* WHAT NEEDS TO BE DONE *
Return each line of the records holding the string "from".

* RECORDED INFORMATION *
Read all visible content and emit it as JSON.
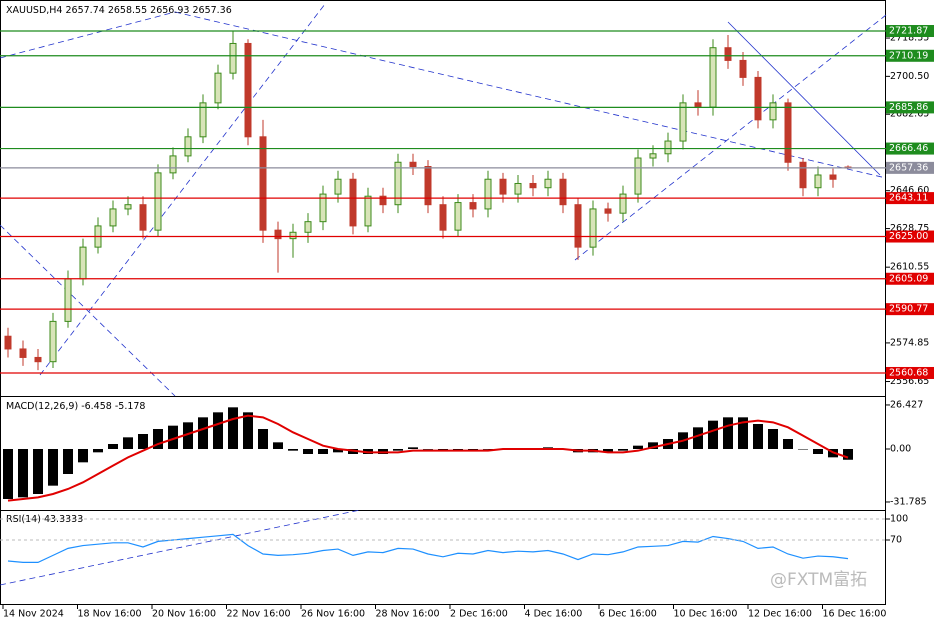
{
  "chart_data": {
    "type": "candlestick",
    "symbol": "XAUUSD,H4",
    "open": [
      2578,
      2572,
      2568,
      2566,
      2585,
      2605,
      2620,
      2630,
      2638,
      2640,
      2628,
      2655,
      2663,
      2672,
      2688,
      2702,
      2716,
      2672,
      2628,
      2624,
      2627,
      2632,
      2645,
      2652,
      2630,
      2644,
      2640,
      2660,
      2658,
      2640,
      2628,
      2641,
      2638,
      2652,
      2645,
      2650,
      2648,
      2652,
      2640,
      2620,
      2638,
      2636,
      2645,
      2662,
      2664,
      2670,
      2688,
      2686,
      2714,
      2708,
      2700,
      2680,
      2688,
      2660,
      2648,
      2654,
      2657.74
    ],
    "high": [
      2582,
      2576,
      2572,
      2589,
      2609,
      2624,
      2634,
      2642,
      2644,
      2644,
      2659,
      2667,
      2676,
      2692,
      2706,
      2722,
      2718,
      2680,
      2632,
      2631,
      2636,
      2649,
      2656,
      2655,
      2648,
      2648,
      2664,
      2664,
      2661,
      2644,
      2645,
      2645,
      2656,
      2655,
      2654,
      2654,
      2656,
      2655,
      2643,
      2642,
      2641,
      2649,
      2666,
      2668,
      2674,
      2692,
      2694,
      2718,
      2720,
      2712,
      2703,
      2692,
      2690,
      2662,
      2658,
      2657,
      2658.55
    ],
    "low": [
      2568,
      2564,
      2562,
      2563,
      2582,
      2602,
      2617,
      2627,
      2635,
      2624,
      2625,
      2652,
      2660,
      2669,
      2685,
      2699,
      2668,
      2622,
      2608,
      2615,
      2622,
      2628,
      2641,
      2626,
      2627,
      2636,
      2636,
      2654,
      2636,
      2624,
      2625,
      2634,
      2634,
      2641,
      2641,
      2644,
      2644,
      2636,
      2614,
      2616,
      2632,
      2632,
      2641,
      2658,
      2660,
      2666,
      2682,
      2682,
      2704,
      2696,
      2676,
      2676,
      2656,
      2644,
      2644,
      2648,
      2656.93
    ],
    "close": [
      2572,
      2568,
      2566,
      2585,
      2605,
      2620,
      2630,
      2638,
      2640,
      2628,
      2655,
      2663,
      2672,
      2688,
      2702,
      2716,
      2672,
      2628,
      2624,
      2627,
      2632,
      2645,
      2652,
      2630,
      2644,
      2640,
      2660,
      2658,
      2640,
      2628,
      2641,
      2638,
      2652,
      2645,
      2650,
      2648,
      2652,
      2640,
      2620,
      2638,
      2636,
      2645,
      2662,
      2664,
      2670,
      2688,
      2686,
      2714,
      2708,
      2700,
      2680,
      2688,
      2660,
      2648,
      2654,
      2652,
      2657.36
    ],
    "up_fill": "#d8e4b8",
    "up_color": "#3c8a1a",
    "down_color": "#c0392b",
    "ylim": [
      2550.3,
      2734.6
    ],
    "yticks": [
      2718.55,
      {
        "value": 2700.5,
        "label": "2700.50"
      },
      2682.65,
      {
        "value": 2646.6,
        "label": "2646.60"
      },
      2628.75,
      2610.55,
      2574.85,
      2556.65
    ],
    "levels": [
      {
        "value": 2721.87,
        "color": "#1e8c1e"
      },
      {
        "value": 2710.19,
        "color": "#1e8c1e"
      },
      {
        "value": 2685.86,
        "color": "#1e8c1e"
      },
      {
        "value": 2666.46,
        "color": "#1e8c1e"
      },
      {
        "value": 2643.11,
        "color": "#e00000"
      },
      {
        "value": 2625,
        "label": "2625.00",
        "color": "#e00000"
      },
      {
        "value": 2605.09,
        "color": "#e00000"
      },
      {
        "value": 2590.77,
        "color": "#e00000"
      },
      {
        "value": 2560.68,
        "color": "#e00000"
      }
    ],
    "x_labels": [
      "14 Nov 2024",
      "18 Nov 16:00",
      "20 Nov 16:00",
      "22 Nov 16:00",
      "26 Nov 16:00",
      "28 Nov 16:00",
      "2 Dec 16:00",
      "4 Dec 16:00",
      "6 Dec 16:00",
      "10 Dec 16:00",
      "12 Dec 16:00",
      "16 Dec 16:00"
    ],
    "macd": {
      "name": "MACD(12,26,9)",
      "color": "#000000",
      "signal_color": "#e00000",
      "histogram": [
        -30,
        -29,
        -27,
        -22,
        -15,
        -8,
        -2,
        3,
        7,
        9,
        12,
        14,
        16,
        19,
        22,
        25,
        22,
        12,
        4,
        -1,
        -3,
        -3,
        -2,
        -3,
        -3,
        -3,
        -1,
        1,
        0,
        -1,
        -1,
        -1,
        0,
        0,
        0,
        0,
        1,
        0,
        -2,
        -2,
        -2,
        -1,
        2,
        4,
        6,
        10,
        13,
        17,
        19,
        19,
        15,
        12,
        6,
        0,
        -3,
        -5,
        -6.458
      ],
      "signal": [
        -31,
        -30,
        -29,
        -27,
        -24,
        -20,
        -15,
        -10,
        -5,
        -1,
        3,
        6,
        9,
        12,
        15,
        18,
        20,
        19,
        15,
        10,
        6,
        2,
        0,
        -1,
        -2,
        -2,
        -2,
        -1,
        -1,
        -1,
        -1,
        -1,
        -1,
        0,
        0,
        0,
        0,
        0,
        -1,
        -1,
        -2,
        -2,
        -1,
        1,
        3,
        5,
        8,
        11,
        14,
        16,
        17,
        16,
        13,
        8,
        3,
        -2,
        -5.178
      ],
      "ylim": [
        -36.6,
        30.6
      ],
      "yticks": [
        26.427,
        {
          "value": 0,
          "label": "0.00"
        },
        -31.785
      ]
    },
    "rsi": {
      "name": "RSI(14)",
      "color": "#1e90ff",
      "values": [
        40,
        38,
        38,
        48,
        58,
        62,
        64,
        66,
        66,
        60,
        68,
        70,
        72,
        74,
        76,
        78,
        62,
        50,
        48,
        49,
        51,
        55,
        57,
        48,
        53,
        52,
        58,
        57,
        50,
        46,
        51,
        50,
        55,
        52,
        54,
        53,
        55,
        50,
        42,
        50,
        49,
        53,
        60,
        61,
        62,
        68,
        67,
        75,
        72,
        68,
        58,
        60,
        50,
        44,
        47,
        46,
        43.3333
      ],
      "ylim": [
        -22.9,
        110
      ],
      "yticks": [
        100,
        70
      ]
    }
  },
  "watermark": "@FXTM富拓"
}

--

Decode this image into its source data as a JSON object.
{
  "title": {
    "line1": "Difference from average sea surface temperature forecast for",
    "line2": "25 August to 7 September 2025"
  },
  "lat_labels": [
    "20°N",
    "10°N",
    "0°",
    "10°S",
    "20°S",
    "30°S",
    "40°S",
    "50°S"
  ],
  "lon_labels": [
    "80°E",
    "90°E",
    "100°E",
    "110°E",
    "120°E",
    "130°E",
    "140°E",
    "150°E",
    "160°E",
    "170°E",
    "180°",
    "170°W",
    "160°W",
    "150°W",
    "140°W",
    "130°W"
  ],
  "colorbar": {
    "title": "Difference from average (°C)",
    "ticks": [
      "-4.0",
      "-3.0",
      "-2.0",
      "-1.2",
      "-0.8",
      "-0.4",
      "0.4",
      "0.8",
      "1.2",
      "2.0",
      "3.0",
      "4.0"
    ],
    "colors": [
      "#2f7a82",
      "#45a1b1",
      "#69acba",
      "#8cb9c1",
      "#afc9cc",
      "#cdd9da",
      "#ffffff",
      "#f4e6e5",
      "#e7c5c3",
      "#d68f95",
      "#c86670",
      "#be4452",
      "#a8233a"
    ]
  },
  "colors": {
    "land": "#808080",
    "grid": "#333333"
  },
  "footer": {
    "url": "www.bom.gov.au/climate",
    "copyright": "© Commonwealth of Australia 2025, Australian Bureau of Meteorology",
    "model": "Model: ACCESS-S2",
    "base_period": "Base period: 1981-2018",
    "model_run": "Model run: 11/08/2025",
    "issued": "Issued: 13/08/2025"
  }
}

* * *

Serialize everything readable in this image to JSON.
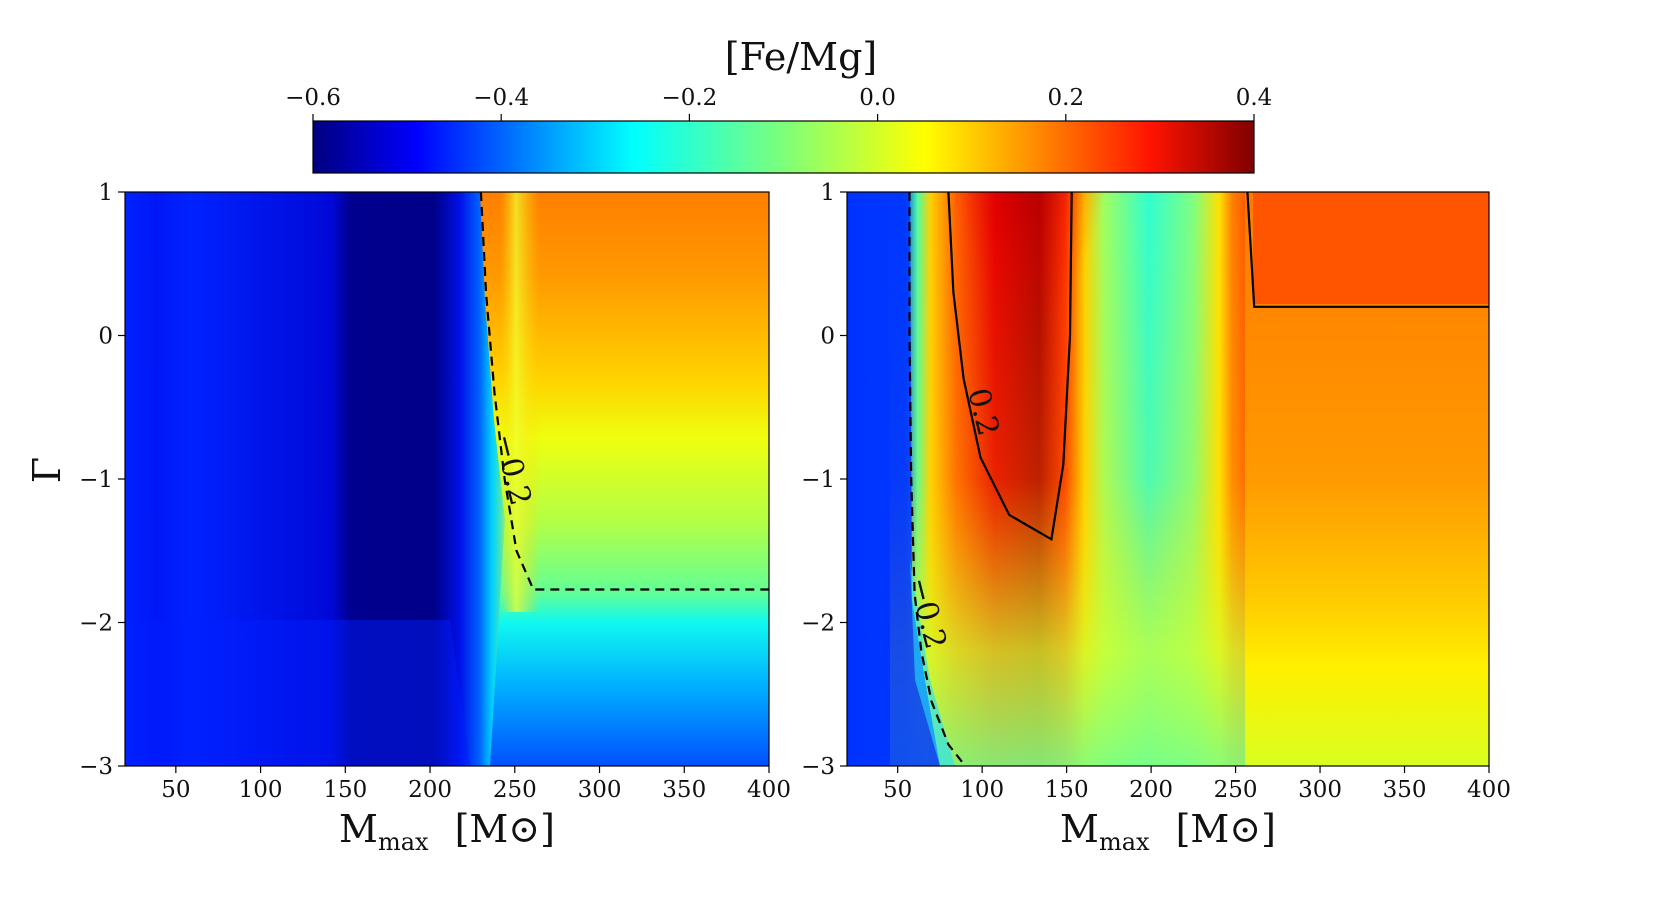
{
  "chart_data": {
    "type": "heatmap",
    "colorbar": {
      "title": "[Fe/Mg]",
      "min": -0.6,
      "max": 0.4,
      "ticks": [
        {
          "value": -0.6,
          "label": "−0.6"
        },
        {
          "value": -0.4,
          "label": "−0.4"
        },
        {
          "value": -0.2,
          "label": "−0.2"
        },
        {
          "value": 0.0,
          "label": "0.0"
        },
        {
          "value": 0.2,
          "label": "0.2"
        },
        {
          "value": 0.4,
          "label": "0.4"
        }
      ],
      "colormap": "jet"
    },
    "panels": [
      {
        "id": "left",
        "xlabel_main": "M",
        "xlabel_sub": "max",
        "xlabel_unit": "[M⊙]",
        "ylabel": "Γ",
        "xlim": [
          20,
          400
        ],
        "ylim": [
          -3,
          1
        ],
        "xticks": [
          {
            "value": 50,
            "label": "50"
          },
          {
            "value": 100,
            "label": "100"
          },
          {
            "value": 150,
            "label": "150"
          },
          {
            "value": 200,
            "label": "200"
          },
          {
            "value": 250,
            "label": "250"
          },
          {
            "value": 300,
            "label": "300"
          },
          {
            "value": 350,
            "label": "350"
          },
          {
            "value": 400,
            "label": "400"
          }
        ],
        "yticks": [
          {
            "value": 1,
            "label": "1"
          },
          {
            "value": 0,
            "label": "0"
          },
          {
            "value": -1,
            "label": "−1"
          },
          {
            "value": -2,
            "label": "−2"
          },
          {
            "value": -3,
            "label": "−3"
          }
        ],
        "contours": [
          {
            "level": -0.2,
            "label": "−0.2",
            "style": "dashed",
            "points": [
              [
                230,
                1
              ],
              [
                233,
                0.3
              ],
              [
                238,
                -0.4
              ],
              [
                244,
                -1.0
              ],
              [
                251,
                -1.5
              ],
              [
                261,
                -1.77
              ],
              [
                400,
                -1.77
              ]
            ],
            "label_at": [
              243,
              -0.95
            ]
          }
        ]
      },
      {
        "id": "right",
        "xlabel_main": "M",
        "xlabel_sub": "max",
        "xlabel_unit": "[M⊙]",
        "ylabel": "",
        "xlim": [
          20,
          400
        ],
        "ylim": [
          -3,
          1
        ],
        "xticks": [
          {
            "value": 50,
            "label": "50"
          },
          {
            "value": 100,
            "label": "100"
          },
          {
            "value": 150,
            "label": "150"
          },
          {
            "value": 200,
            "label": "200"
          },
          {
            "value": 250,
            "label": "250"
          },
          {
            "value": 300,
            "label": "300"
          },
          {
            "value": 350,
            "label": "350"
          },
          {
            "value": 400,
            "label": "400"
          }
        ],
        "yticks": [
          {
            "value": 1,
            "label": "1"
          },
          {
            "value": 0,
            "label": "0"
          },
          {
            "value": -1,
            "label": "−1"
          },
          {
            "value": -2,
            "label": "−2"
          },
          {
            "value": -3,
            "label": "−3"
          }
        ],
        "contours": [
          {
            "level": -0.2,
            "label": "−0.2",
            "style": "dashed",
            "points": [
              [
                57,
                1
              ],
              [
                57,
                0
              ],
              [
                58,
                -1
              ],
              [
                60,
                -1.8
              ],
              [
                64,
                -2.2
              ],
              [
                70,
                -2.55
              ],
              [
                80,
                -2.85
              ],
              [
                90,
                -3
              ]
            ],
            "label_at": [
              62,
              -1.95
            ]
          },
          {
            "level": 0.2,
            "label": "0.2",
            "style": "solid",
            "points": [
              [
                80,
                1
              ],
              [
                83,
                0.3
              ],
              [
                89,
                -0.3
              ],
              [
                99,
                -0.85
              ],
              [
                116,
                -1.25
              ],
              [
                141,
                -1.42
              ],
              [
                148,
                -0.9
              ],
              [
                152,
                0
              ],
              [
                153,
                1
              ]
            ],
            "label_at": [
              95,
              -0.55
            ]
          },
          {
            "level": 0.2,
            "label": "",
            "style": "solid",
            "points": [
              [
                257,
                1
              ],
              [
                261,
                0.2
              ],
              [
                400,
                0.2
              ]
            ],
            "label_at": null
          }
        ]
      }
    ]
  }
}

* THE COMPLETED TASK *
    "line1": "Difference from average sea surface temperature forecast for",
    "title": "Difference from average (°C)",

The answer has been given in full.